* Problem description *
Print every entry exactly as written.

══ Data provided

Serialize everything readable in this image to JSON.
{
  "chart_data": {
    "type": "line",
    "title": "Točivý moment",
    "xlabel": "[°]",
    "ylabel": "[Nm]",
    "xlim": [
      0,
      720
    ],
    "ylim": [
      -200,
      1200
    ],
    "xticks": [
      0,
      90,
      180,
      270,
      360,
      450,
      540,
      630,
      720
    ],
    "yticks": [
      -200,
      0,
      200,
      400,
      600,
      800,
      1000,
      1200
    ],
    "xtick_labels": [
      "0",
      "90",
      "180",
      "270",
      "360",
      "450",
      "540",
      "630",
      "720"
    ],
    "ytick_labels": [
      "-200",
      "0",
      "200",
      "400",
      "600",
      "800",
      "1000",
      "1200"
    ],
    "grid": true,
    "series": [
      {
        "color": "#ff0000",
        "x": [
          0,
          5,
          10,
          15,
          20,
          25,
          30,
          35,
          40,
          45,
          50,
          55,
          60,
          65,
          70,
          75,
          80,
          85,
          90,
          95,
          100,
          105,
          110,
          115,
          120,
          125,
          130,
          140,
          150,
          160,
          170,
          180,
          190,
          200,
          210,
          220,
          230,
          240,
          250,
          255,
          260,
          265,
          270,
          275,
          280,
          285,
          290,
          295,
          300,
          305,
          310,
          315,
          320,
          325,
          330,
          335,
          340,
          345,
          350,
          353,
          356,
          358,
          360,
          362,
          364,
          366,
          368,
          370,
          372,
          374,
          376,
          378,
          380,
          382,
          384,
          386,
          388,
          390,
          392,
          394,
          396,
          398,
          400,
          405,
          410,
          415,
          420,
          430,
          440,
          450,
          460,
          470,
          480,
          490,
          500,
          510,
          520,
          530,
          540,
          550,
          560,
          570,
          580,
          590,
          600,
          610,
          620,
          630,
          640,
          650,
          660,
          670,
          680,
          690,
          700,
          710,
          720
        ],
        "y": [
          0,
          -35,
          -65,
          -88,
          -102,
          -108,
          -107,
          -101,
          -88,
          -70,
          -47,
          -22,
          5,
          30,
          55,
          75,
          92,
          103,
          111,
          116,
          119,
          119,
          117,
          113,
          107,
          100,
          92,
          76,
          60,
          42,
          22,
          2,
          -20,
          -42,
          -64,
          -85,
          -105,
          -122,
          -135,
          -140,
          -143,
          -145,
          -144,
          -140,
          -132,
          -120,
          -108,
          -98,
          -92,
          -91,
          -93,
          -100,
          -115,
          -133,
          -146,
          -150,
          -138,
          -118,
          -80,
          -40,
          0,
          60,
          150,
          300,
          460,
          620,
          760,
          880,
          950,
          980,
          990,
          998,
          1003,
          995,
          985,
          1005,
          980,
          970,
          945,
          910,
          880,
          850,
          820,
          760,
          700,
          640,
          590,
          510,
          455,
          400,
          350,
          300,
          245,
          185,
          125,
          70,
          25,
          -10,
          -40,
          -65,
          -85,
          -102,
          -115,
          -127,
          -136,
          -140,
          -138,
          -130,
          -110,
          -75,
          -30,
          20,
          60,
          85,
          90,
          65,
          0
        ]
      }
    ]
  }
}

════

* The solution *
Serialize everything readable in this image to JSON.
{
  "chart_data": {
    "type": "line",
    "title": "Točivý moment",
    "xlabel": "[°]",
    "ylabel": "[Nm]",
    "xlim": [
      0,
      720
    ],
    "ylim": [
      -200,
      1200
    ],
    "xticks": [
      0,
      90,
      180,
      270,
      360,
      450,
      540,
      630,
      720
    ],
    "yticks": [
      -200,
      0,
      200,
      400,
      600,
      800,
      1000,
      1200
    ],
    "xtick_labels": [
      "0",
      "90",
      "180",
      "270",
      "360",
      "450",
      "540",
      "630",
      "720"
    ],
    "ytick_labels": [
      "-200",
      "0",
      "200",
      "400",
      "600",
      "800",
      "1000",
      "1200"
    ],
    "grid": true,
    "series": [
      {
        "color": "#ff0000",
        "x": [
          0,
          5,
          10,
          15,
          20,
          25,
          30,
          35,
          40,
          45,
          50,
          55,
          60,
          65,
          70,
          75,
          80,
          85,
          90,
          95,
          100,
          105,
          110,
          115,
          120,
          125,
          130,
          140,
          150,
          160,
          170,
          180,
          190,
          200,
          210,
          220,
          230,
          240,
          250,
          255,
          260,
          265,
          270,
          275,
          280,
          285,
          290,
          295,
          300,
          305,
          310,
          315,
          320,
          325,
          330,
          335,
          340,
          345,
          350,
          353,
          356,
          358,
          360,
          362,
          364,
          366,
          368,
          370,
          372,
          374,
          376,
          378,
          380,
          382,
          384,
          386,
          388,
          390,
          392,
          394,
          396,
          398,
          400,
          405,
          410,
          415,
          420,
          430,
          440,
          450,
          460,
          470,
          480,
          490,
          500,
          510,
          520,
          530,
          540,
          550,
          560,
          570,
          580,
          590,
          600,
          610,
          620,
          630,
          640,
          650,
          660,
          670,
          680,
          690,
          700,
          710,
          720
        ],
        "y": [
          0,
          -35,
          -65,
          -88,
          -102,
          -108,
          -107,
          -101,
          -88,
          -70,
          -47,
          -22,
          5,
          30,
          55,
          75,
          92,
          103,
          111,
          116,
          119,
          119,
          117,
          113,
          107,
          100,
          92,
          76,
          60,
          42,
          22,
          2,
          -20,
          -42,
          -64,
          -85,
          -105,
          -122,
          -135,
          -140,
          -143,
          -145,
          -144,
          -140,
          -132,
          -120,
          -108,
          -98,
          -92,
          -91,
          -93,
          -100,
          -115,
          -133,
          -146,
          -150,
          -138,
          -118,
          -80,
          -40,
          0,
          60,
          150,
          300,
          460,
          620,
          760,
          880,
          950,
          980,
          990,
          998,
          1003,
          995,
          985,
          1005,
          980,
          970,
          945,
          910,
          880,
          850,
          820,
          760,
          700,
          640,
          590,
          510,
          455,
          400,
          350,
          300,
          245,
          185,
          125,
          70,
          25,
          -10,
          -40,
          -65,
          -85,
          -102,
          -115,
          -127,
          -136,
          -140,
          -138,
          -130,
          -110,
          -75,
          -30,
          20,
          60,
          85,
          90,
          65,
          0
        ]
      }
    ]
  }
}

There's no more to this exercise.